Records from a collection
- - - -
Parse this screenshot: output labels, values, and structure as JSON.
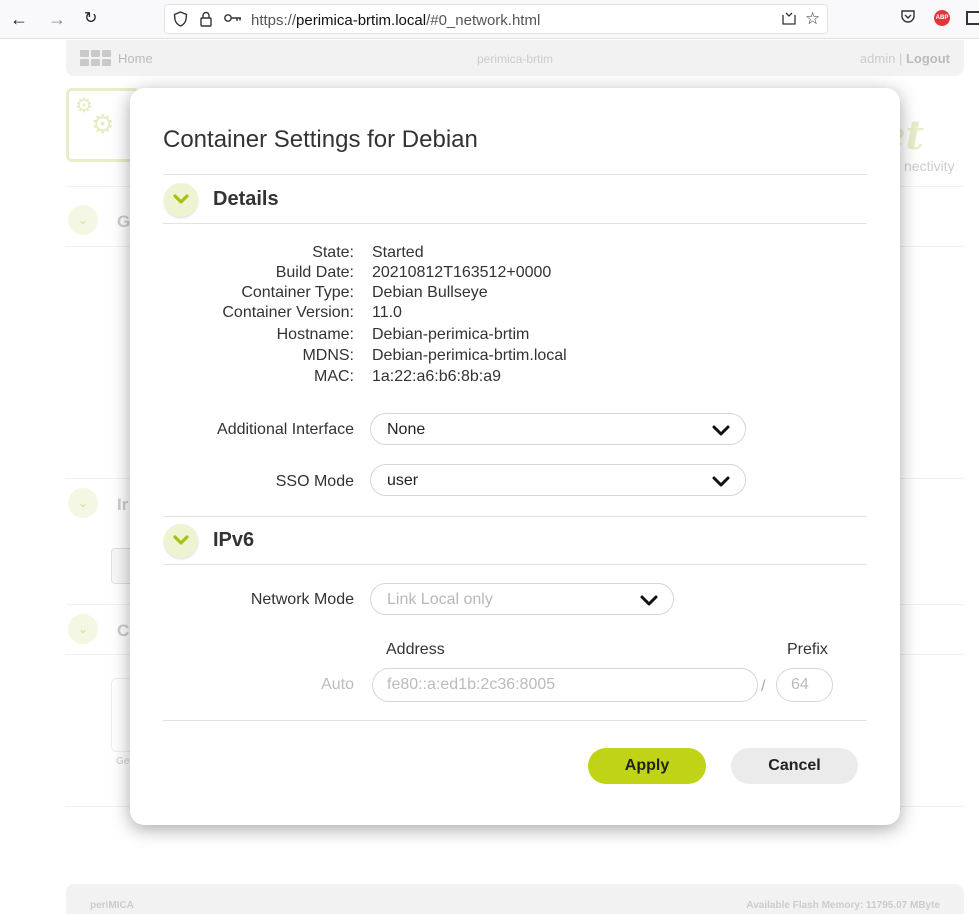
{
  "browser": {
    "url_prefix": "https://",
    "url_domain": "perimica-brtim.local",
    "url_path": "/#0_network.html",
    "icons": [
      "back-icon",
      "forward-icon",
      "reload-icon",
      "shield-icon",
      "lock-icon",
      "key-icon",
      "reader-mode-icon",
      "bookmark-star-icon",
      "pocket-icon",
      "adblock-icon",
      "menu-icon"
    ],
    "adblock_label": "ABP"
  },
  "app": {
    "home_label": "Home",
    "device_name": "perimica-brtim",
    "user": "admin",
    "separator": " | ",
    "logout_label": "Logout",
    "brand_fragment": "et",
    "tagline_fragment": "nectivity",
    "bg_sections": [
      "G",
      "Ir",
      "C"
    ],
    "bg_card_label": "Ge",
    "footer_left": "periMICA",
    "footer_right": "Available Flash Memory: 11795.07 MByte"
  },
  "modal": {
    "title": "Container Settings for Debian",
    "details_title": "Details",
    "details": [
      {
        "label": "State:",
        "value": "Started"
      },
      {
        "label": "Build Date:",
        "value": "20210812T163512+0000"
      },
      {
        "label": "Container Type:",
        "value": "Debian Bullseye"
      },
      {
        "label": "Container Version:",
        "value": "11.0"
      },
      {
        "label": "Hostname:",
        "value": "Debian-perimica-brtim"
      },
      {
        "label": "MDNS:",
        "value": "Debian-perimica-brtim.local"
      },
      {
        "label": "MAC:",
        "value": "1a:22:a6:b6:8b:a9"
      }
    ],
    "additional_interface": {
      "label": "Additional Interface",
      "value": "None"
    },
    "sso_mode": {
      "label": "SSO Mode",
      "value": "user"
    },
    "ipv6_title": "IPv6",
    "network_mode": {
      "label": "Network Mode",
      "value": "Link Local only",
      "disabled": true
    },
    "address_header": "Address",
    "prefix_header": "Prefix",
    "auto_label": "Auto",
    "address_value": "fe80::a:ed1b:2c36:8005",
    "prefix_value": "64",
    "prefix_separator": "/",
    "apply_label": "Apply",
    "cancel_label": "Cancel"
  },
  "colors": {
    "accent": "#c0d316",
    "chevron": "#a8c010",
    "chevron_bg": "#eef4d2"
  }
}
- - - -
== EXERCISE DIRECTIONS ==
Output the data exactly. Pictures don't belong in the result.

== SOLUTION TO THE PROBLEM ==
Parse this screenshot: output labels, values, and structure as JSON.
{
  "browser": {
    "url_prefix": "https://",
    "url_domain": "perimica-brtim.local",
    "url_path": "/#0_network.html",
    "icons": [
      "back-icon",
      "forward-icon",
      "reload-icon",
      "shield-icon",
      "lock-icon",
      "key-icon",
      "reader-mode-icon",
      "bookmark-star-icon",
      "pocket-icon",
      "adblock-icon",
      "menu-icon"
    ],
    "adblock_label": "ABP"
  },
  "app": {
    "home_label": "Home",
    "device_name": "perimica-brtim",
    "user": "admin",
    "separator": " | ",
    "logout_label": "Logout",
    "brand_fragment": "et",
    "tagline_fragment": "nectivity",
    "bg_sections": [
      "G",
      "Ir",
      "C"
    ],
    "bg_card_label": "Ge",
    "footer_left": "periMICA",
    "footer_right": "Available Flash Memory: 11795.07 MByte"
  },
  "modal": {
    "title": "Container Settings for Debian",
    "details_title": "Details",
    "details": [
      {
        "label": "State:",
        "value": "Started"
      },
      {
        "label": "Build Date:",
        "value": "20210812T163512+0000"
      },
      {
        "label": "Container Type:",
        "value": "Debian Bullseye"
      },
      {
        "label": "Container Version:",
        "value": "11.0"
      },
      {
        "label": "Hostname:",
        "value": "Debian-perimica-brtim"
      },
      {
        "label": "MDNS:",
        "value": "Debian-perimica-brtim.local"
      },
      {
        "label": "MAC:",
        "value": "1a:22:a6:b6:8b:a9"
      }
    ],
    "additional_interface": {
      "label": "Additional Interface",
      "value": "None"
    },
    "sso_mode": {
      "label": "SSO Mode",
      "value": "user"
    },
    "ipv6_title": "IPv6",
    "network_mode": {
      "label": "Network Mode",
      "value": "Link Local only",
      "disabled": true
    },
    "address_header": "Address",
    "prefix_header": "Prefix",
    "auto_label": "Auto",
    "address_value": "fe80::a:ed1b:2c36:8005",
    "prefix_value": "64",
    "prefix_separator": "/",
    "apply_label": "Apply",
    "cancel_label": "Cancel"
  },
  "colors": {
    "accent": "#c0d316",
    "chevron": "#a8c010",
    "chevron_bg": "#eef4d2"
  }
}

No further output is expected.